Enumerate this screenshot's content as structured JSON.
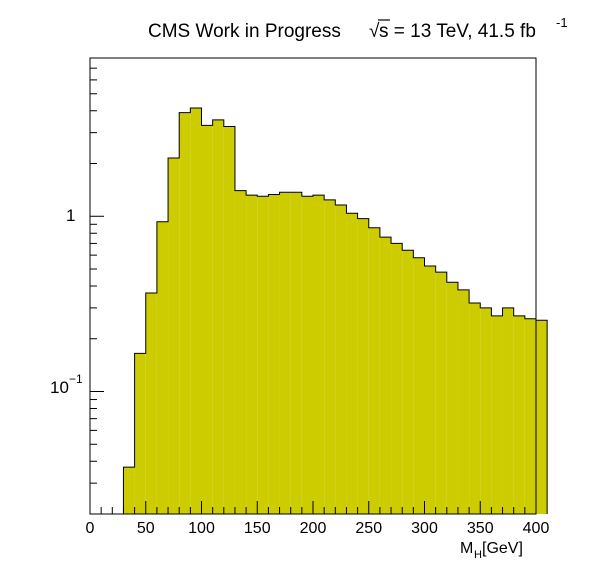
{
  "chart_data": {
    "type": "bar",
    "style": "filled-step-histogram",
    "title_parts": {
      "experiment": "CMS Work in Progress",
      "sqrt_symbol": "√",
      "energy": "s = 13 TeV, 41.5 fb",
      "lumi_exponent": "-1"
    },
    "xlabel_main": "M",
    "xlabel_sub": "H",
    "xlabel_unit": " [GeV]",
    "xlim": [
      0,
      400
    ],
    "ylim": [
      0.02,
      8
    ],
    "yscale": "log",
    "bin_width": 10,
    "bin_edges_start": 30,
    "x_ticks": [
      "0",
      "50",
      "100",
      "150",
      "200",
      "250",
      "300",
      "350",
      "400"
    ],
    "y_tick_1_label": "1",
    "y_tick_01_base": "10",
    "y_tick_01_exp": "−1",
    "fill_color": "#cccc00",
    "edge_color": "#000000",
    "values": [
      0.037,
      0.165,
      0.365,
      0.93,
      2.15,
      3.9,
      4.15,
      3.3,
      3.55,
      3.25,
      1.4,
      1.32,
      1.3,
      1.33,
      1.37,
      1.37,
      1.3,
      1.32,
      1.24,
      1.16,
      1.04,
      0.97,
      0.86,
      0.76,
      0.7,
      0.64,
      0.58,
      0.52,
      0.48,
      0.42,
      0.38,
      0.32,
      0.3,
      0.27,
      0.3,
      0.27,
      0.26,
      0.255
    ]
  }
}
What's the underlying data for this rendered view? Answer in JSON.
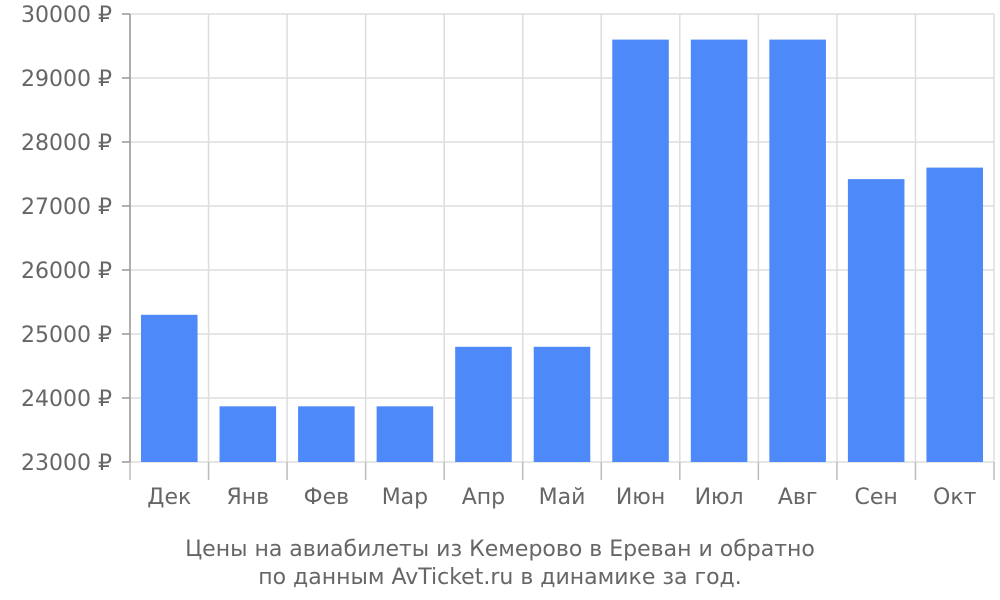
{
  "chart_data": {
    "type": "bar",
    "title_lines": [
      "Цены на авиабилеты из Кемерово в Ереван и обратно",
      "по данным AvTicket.ru в динамике за год."
    ],
    "categories": [
      "Дек",
      "Янв",
      "Фев",
      "Мар",
      "Апр",
      "Май",
      "Июн",
      "Июл",
      "Авг",
      "Сен",
      "Окт"
    ],
    "values": [
      25300,
      23870,
      23870,
      23870,
      24800,
      24800,
      29600,
      29600,
      29600,
      27420,
      27600
    ],
    "y_ticks": [
      23000,
      24000,
      25000,
      26000,
      27000,
      28000,
      29000,
      30000
    ],
    "y_tick_suffix": " ₽",
    "ylim": [
      23000,
      30000
    ],
    "grid": true,
    "bar_color": "#4d89f9",
    "grid_color": "#dddddd",
    "text_color": "#666666"
  }
}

____

(Challenge) Sift the material for lines with the string "this". Copy each one found.

(Result)
Enumerate this screenshot's content as structured JSON.
What's the underlying data for this rendered view? Answer in JSON.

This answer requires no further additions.